(What to produce)
The answer is one number: how many lines in the data below hold "text".

(Exercise material)
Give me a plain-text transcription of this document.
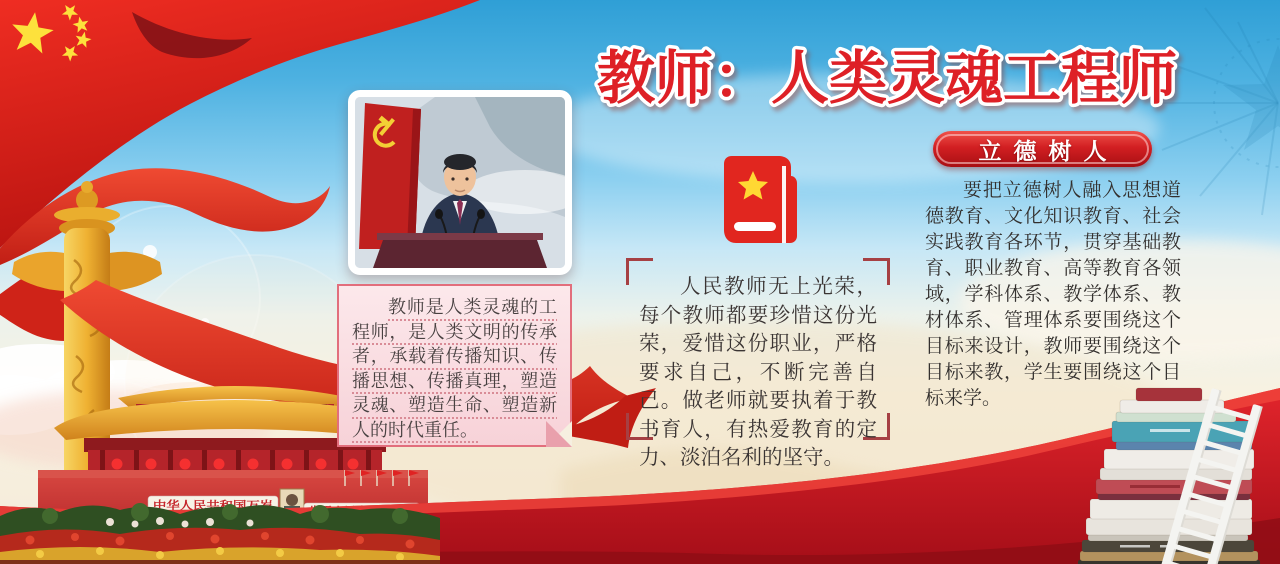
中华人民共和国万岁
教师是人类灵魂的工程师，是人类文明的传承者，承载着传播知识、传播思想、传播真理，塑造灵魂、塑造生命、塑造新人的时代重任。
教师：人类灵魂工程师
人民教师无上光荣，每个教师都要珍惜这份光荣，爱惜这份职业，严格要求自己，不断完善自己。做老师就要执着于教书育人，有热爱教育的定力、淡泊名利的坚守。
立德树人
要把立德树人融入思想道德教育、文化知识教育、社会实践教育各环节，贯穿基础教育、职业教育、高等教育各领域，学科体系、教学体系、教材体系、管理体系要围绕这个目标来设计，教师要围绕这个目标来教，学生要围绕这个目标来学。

* * *

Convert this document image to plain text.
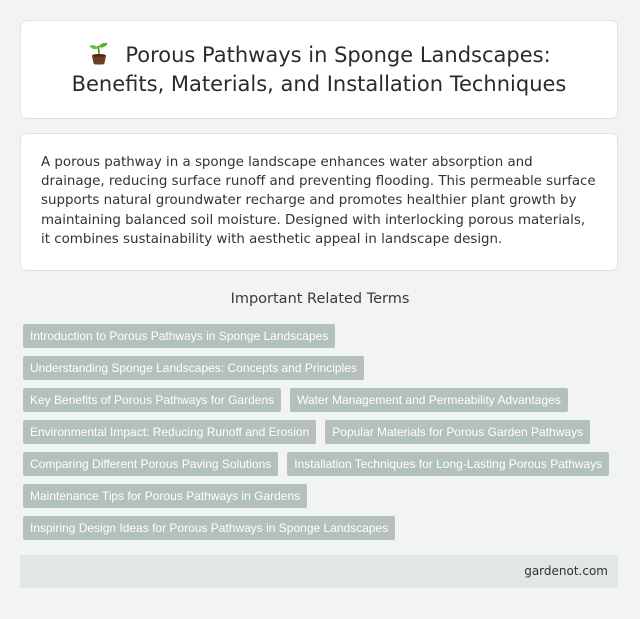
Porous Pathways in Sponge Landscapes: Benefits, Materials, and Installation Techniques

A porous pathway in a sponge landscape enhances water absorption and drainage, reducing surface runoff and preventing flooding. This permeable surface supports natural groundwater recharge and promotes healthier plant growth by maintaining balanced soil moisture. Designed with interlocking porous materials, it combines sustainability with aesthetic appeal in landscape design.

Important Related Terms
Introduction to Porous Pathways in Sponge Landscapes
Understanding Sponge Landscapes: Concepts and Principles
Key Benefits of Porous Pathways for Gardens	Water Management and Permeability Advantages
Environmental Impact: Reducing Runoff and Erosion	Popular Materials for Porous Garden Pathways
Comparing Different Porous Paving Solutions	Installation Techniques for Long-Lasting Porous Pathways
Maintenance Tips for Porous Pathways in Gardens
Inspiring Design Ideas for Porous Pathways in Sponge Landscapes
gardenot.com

* * *

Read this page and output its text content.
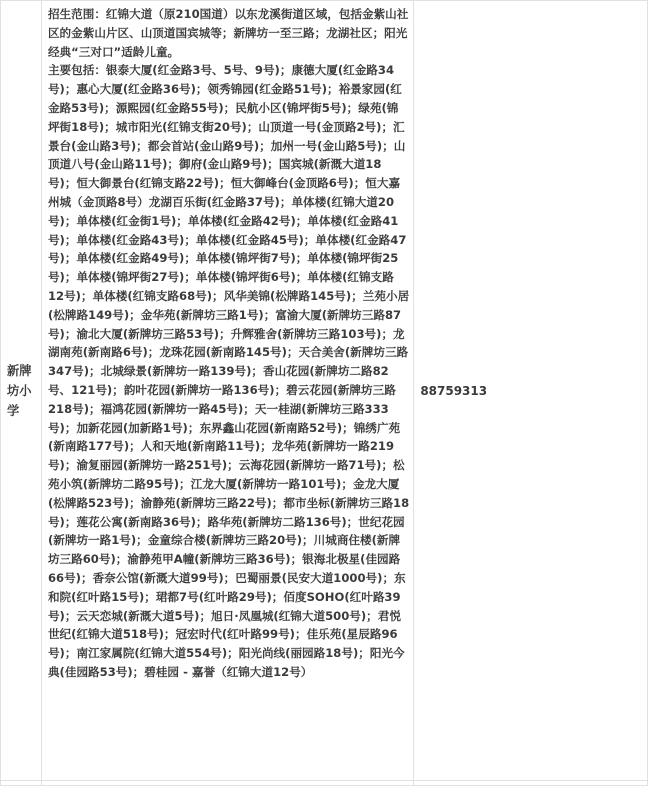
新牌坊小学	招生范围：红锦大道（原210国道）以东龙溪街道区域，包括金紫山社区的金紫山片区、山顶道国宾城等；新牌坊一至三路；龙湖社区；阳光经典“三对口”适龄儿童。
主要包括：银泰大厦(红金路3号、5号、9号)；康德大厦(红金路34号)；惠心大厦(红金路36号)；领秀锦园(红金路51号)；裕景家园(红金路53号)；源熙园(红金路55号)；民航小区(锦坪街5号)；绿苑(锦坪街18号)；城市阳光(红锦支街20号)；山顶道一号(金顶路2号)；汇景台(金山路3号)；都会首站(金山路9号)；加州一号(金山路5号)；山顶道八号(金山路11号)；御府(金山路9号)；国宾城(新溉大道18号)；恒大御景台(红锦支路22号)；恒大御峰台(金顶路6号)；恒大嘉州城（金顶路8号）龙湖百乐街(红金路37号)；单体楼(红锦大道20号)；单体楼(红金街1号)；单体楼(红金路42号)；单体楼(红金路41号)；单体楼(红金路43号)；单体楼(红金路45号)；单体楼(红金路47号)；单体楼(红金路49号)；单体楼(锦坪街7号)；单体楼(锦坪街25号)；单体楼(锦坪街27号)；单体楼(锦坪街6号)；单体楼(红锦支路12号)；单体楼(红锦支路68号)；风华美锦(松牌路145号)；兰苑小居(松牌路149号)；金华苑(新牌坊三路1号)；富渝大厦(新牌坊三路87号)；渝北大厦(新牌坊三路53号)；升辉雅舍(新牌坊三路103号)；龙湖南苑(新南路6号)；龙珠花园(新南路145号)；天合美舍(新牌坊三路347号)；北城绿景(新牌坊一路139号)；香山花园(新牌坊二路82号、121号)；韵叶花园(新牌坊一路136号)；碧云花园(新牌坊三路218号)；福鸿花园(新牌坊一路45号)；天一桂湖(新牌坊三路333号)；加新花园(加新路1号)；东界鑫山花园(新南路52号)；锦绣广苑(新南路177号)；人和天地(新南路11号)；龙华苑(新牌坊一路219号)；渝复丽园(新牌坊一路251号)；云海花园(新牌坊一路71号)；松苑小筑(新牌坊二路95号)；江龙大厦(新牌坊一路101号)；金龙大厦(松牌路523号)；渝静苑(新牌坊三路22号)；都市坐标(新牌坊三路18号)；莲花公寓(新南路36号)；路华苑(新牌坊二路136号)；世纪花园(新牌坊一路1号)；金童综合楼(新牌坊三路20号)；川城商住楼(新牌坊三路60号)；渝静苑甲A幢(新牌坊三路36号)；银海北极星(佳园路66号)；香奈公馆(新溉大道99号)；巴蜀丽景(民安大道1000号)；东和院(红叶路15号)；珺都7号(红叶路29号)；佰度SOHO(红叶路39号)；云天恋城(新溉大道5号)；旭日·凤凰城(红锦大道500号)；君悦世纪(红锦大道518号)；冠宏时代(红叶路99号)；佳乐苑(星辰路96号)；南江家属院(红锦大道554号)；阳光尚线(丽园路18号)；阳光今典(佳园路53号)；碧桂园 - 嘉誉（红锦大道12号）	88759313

(Right answer)
3